The exercise:
Using the data below, tally the lines that include the string "Review". Only the number is wanted.

Records provided:
%%
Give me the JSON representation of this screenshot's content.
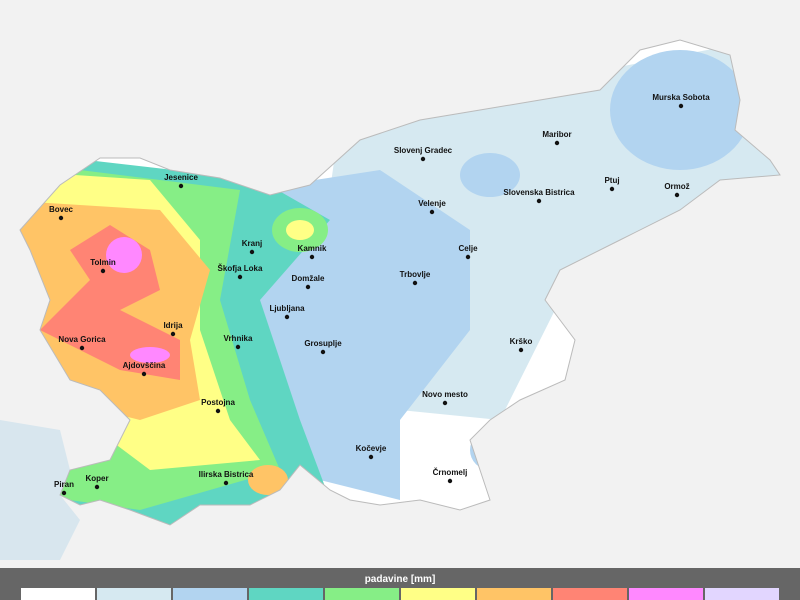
{
  "map": {
    "cities": [
      "Murska Sobota",
      "Maribor",
      "Slovenj Gradec",
      "Ptuj",
      "Ormož",
      "Jesenice",
      "Slovenska Bistrica",
      "Velenje",
      "Bovec",
      "Kranj",
      "Kamnik",
      "Celje",
      "Tolmin",
      "Škofja Loka",
      "Domžale",
      "Trbovlje",
      "Ljubljana",
      "Idrija",
      "Nova Gorica",
      "Vrhnika",
      "Grosuplje",
      "Krško",
      "Ajdovščina",
      "Novo mesto",
      "Postojna",
      "Kočevje",
      "Ilirska Bistrica",
      "Črnomelj",
      "Koper",
      "Piran"
    ],
    "legend": {
      "title": "padavine [mm]",
      "colors": [
        "#ffffff",
        "#d6e9f1",
        "#b2d4f0",
        "#5fd6c2",
        "#86ee86",
        "#ffff86",
        "#ffc466",
        "#ff8474",
        "#ff88ff",
        "#e2d6ff"
      ]
    }
  }
}
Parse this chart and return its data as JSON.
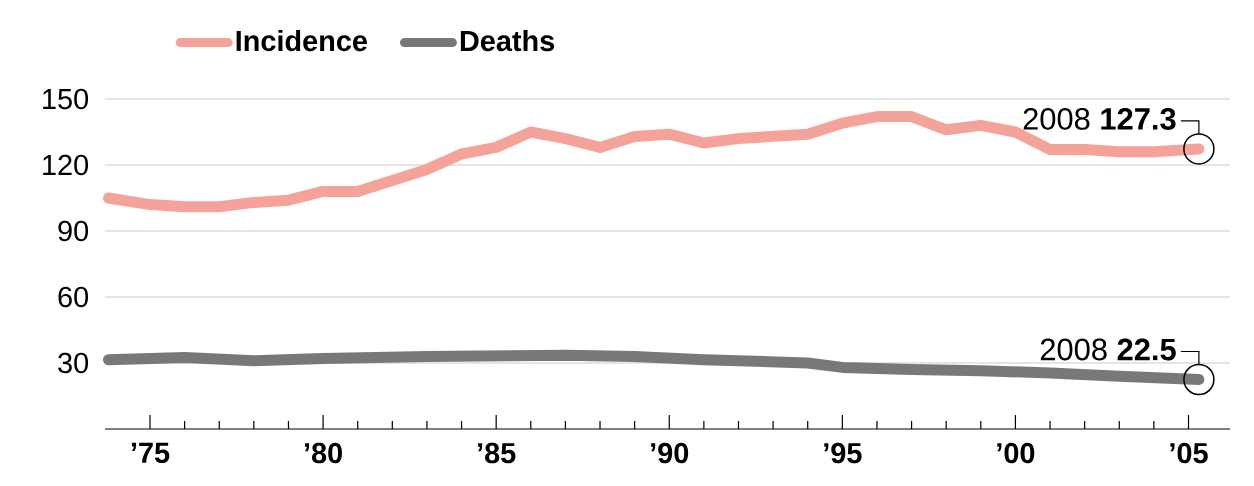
{
  "chart_data": {
    "type": "line",
    "xlim": [
      1973.7,
      2006.2
    ],
    "ylim": [
      0,
      150
    ],
    "xticks": [
      {
        "value": 1975,
        "label": "’75"
      },
      {
        "value": 1980,
        "label": "’80"
      },
      {
        "value": 1985,
        "label": "’85"
      },
      {
        "value": 1990,
        "label": "’90"
      },
      {
        "value": 1995,
        "label": "’95"
      },
      {
        "value": 2000,
        "label": "’00"
      },
      {
        "value": 2005,
        "label": "’05"
      }
    ],
    "yticks": [
      30,
      60,
      90,
      120,
      150
    ],
    "grid": "y",
    "legend": "top left",
    "marker": "none",
    "line_style": "solid",
    "series": [
      {
        "name": "Incidence",
        "color": "#f4a39b",
        "x": [
          1973.8,
          1975,
          1976,
          1977,
          1978,
          1979,
          1980,
          1981,
          1982,
          1983,
          1984,
          1985,
          1986,
          1987,
          1988,
          1989,
          1990,
          1991,
          1992,
          1993,
          1994,
          1995,
          1996,
          1997,
          1998,
          1999,
          2000,
          2001,
          2002,
          2003,
          2004,
          2005.3
        ],
        "values": [
          105,
          102,
          101,
          101,
          103,
          104,
          108,
          108,
          113,
          118,
          125,
          128,
          135,
          132,
          128,
          133,
          134,
          130,
          132,
          133,
          134,
          139,
          142,
          142,
          136,
          138,
          135,
          127,
          127,
          126,
          126,
          127.3
        ]
      },
      {
        "name": "Deaths",
        "color": "#78787b",
        "x": [
          1973.8,
          1976,
          1978,
          1980,
          1983,
          1987,
          1989,
          1991,
          1994,
          1995,
          1997,
          1999,
          2001,
          2003,
          2005.3
        ],
        "values": [
          31.5,
          32.5,
          31,
          32,
          33,
          33.5,
          33,
          31.5,
          30,
          28,
          27,
          26.5,
          25.5,
          24,
          22.5
        ]
      }
    ],
    "annotations": [
      "2008 **127.3**",
      "2008 **22.5**"
    ]
  }
}
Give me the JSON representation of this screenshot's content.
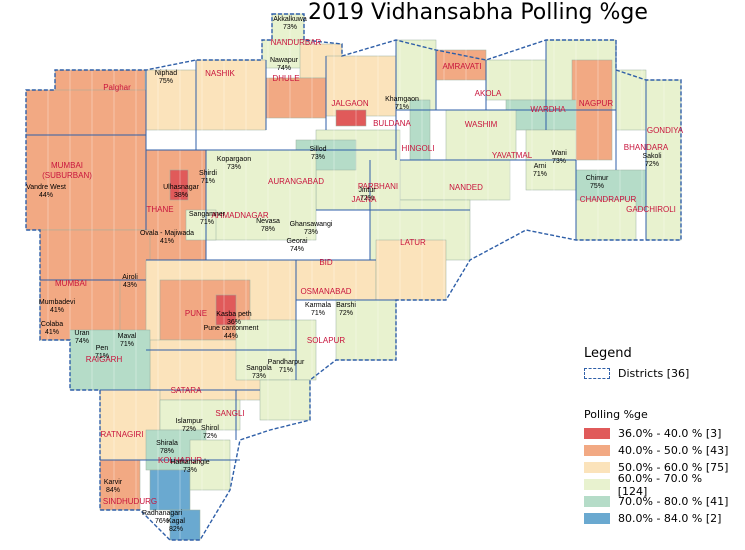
{
  "title": "2019 Vidhansabha Polling %ge",
  "legend": {
    "heading": "Legend",
    "districts_label": "Districts [36]",
    "polling_heading": "Polling %ge",
    "classes": [
      {
        "label": "36.0% - 40.0 % [3]",
        "color": "#e05a5a"
      },
      {
        "label": "40.0% - 50.0 % [43]",
        "color": "#f2a983"
      },
      {
        "label": "50.0% - 60.0 % [75]",
        "color": "#fbe3bb"
      },
      {
        "label": "60.0% - 70.0 % [124]",
        "color": "#e8f2cf"
      },
      {
        "label": "70.0% - 80.0 % [41]",
        "color": "#b5dcc8"
      },
      {
        "label": "80.0% - 84.0 % [2]",
        "color": "#6aa9d0"
      }
    ]
  },
  "districts": [
    "NANDURBAR",
    "DHULE",
    "JALGAON",
    "BULDANA",
    "AMRAVATI",
    "AKOLA",
    "WASHIM",
    "WARDHA",
    "NAGPUR",
    "GONDIYA",
    "BHANDARA",
    "YAVATMAL",
    "CHANDRAPUR",
    "GADCHIROLI",
    "HINGOLI",
    "NANDED",
    "PARBHANI",
    "JALNA",
    "AURANGABAD",
    "NASHIK",
    "Palghar",
    "MUMBAI (SUBURBAN)",
    "THANE",
    "AHMADNAGAR",
    "BID",
    "LATUR",
    "OSMANABAD",
    "MUMBAI",
    "PUNE",
    "RAIGARH",
    "SOLAPUR",
    "SATARA",
    "SANGLI",
    "RATNAGIRI",
    "KOLHAPUR",
    "SINDHUDURG"
  ],
  "constituencies": [
    {
      "name": "Akkalkuwa",
      "value": "73%"
    },
    {
      "name": "Nawapur",
      "value": "74%"
    },
    {
      "name": "Niphad",
      "value": "75%"
    },
    {
      "name": "Khamgaon",
      "value": "71%"
    },
    {
      "name": "Wani",
      "value": "73%"
    },
    {
      "name": "Sakoli",
      "value": "72%"
    },
    {
      "name": "Arni",
      "value": "71%"
    },
    {
      "name": "Chimur",
      "value": "75%"
    },
    {
      "name": "Sillod",
      "value": "73%"
    },
    {
      "name": "Kopargaon",
      "value": "73%"
    },
    {
      "name": "Shirdi",
      "value": "71%"
    },
    {
      "name": "Vandre West",
      "value": "44%"
    },
    {
      "name": "Ulhasnagar",
      "value": "38%"
    },
    {
      "name": "Sangamner",
      "value": "71%"
    },
    {
      "name": "Nevasa",
      "value": "78%"
    },
    {
      "name": "Jintur",
      "value": "72%"
    },
    {
      "name": "Ghansawangi",
      "value": "73%"
    },
    {
      "name": "Georai",
      "value": "74%"
    },
    {
      "name": "Ovala - Majiwada",
      "value": "41%"
    },
    {
      "name": "Airoli",
      "value": "43%"
    },
    {
      "name": "Mumbadevi",
      "value": "41%"
    },
    {
      "name": "Colaba",
      "value": "41%"
    },
    {
      "name": "Uran",
      "value": "74%"
    },
    {
      "name": "Pen",
      "value": "71%"
    },
    {
      "name": "Maval",
      "value": "71%"
    },
    {
      "name": "Kasba peth",
      "value": "36%"
    },
    {
      "name": "Pune cantonment",
      "value": "44%"
    },
    {
      "name": "Karmala",
      "value": "71%"
    },
    {
      "name": "Barshi",
      "value": "72%"
    },
    {
      "name": "Sangola",
      "value": "73%"
    },
    {
      "name": "Pandharpur",
      "value": "71%"
    },
    {
      "name": "Islampur",
      "value": "72%"
    },
    {
      "name": "Shirol",
      "value": "72%"
    },
    {
      "name": "Shirala",
      "value": "78%"
    },
    {
      "name": "Hatkanangle",
      "value": "73%"
    },
    {
      "name": "Karvir",
      "value": "84%"
    },
    {
      "name": "Radhanagari",
      "value": "76%"
    },
    {
      "name": "Kagal",
      "value": "82%"
    }
  ]
}
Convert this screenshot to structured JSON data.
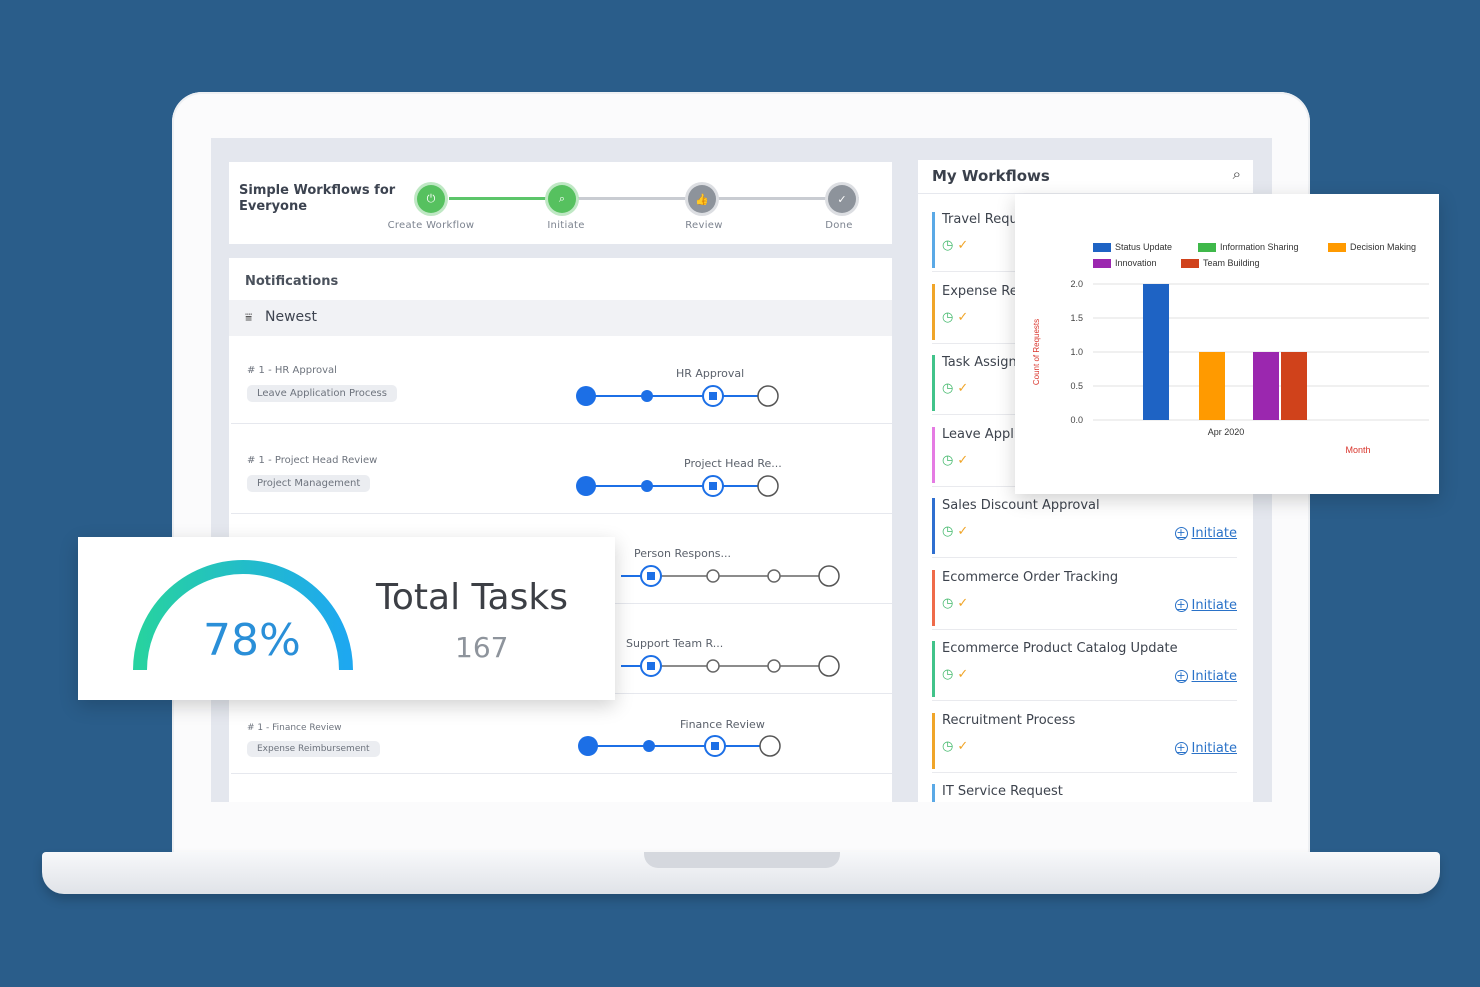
{
  "header": {
    "title": "Simple Workflows for Everyone",
    "steps": [
      {
        "label": "Create Workflow",
        "status": "done",
        "icon": "power-icon"
      },
      {
        "label": "Initiate",
        "status": "done",
        "icon": "search-icon"
      },
      {
        "label": "Review",
        "status": "pending",
        "icon": "thumbs-up-icon"
      },
      {
        "label": "Done",
        "status": "pending",
        "icon": "check-icon"
      }
    ]
  },
  "notifications": {
    "title": "Notifications",
    "sort_label": "Newest",
    "items": [
      {
        "id": "# 1 - HR Approval",
        "tag": "Leave Application Process",
        "stage": "HR Approval"
      },
      {
        "id": "# 1 - Project Head Review",
        "tag": "Project Management",
        "stage": "Project Head Re..."
      },
      {
        "id": "",
        "tag": "",
        "stage": "Person Respons..."
      },
      {
        "id": "",
        "tag": "",
        "stage": "Support Team R..."
      },
      {
        "id": "# 1 - Finance Review",
        "tag": "Expense Reimbursement",
        "stage": "Finance Review"
      }
    ]
  },
  "workflows": {
    "title": "My Workflows",
    "initiate_label": "Initiate",
    "items": [
      {
        "name": "Travel Requ",
        "color": "#5aa9e6"
      },
      {
        "name": "Expense Re",
        "color": "#f0a529"
      },
      {
        "name": "Task Assign",
        "color": "#41c38a"
      },
      {
        "name": "Leave Appli",
        "color": "#e57be3"
      },
      {
        "name": "Sales Discount Approval",
        "color": "#2f6fd0"
      },
      {
        "name": "Ecommerce Order Tracking",
        "color": "#ef6b4a"
      },
      {
        "name": "Ecommerce Product Catalog Update",
        "color": "#41c38a"
      },
      {
        "name": "Recruitment Process",
        "color": "#f0a529"
      },
      {
        "name": "IT Service Request",
        "color": "#5aa9e6"
      }
    ]
  },
  "tasks": {
    "title": "Total Tasks",
    "count": "167",
    "percent_label": "78%",
    "percent": 78
  },
  "chart_data": {
    "type": "bar",
    "categories": [
      "Apr 2020"
    ],
    "series": [
      {
        "name": "Status Update",
        "values": [
          2
        ],
        "color": "#1e63c4"
      },
      {
        "name": "Information Sharing",
        "values": [
          0
        ],
        "color": "#3fb84a"
      },
      {
        "name": "Decision Making",
        "values": [
          1
        ],
        "color": "#ff9a00"
      },
      {
        "name": "Innovation",
        "values": [
          1
        ],
        "color": "#9b27af"
      },
      {
        "name": "Team Building",
        "values": [
          1
        ],
        "color": "#d0421b"
      }
    ],
    "xlabel": "Month",
    "ylabel": "Count of Requests",
    "ylim": [
      0,
      2
    ],
    "yticks": [
      "0.0",
      "0.5",
      "1.0",
      "1.5",
      "2.0"
    ],
    "legend": "top"
  }
}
%%
Finished task:
4